Work instructions:
Each line containing the word "energy" should be found and copied.

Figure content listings
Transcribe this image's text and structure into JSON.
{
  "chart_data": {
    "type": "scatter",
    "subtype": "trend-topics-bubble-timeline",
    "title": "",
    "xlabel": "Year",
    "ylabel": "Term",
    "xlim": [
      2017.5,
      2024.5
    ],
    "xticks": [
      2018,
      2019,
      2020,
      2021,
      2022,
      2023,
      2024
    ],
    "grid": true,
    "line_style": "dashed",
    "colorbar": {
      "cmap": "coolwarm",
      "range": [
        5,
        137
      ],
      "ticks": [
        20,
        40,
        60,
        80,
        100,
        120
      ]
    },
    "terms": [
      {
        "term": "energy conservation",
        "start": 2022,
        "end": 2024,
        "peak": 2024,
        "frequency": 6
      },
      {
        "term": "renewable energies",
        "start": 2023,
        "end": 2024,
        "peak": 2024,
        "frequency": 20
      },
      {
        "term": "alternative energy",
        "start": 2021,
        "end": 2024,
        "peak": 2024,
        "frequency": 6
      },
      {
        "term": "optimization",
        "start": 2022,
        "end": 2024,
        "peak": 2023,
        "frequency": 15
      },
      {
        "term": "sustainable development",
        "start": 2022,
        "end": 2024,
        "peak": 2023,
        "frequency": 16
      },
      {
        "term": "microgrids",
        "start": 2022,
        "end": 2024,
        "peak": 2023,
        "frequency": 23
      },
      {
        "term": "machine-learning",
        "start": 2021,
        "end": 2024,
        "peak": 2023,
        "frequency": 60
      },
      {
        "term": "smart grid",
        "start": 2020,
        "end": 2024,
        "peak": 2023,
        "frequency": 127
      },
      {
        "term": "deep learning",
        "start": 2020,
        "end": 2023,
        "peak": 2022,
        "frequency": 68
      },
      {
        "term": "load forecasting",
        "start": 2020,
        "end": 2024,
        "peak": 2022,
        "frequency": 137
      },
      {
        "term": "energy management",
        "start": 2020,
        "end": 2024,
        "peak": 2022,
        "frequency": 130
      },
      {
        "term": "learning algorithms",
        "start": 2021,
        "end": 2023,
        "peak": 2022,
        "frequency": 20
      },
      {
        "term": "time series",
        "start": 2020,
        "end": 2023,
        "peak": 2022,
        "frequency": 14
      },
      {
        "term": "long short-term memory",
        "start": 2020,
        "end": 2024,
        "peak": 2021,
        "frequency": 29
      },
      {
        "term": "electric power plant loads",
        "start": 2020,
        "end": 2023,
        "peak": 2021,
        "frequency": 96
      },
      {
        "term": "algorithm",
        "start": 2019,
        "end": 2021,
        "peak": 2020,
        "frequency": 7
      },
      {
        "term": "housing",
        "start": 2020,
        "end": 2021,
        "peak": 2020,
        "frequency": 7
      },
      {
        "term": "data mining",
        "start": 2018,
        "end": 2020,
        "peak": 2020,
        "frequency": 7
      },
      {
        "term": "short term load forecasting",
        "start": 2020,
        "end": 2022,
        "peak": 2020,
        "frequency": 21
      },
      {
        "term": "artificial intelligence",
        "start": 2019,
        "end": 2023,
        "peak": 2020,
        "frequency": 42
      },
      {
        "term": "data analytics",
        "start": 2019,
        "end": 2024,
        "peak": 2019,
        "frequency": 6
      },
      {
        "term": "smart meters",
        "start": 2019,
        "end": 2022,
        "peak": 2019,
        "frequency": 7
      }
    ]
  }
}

Correct response:
        "term": "energy conservation",
        "term": "alternative energy",
        "term": "energy management",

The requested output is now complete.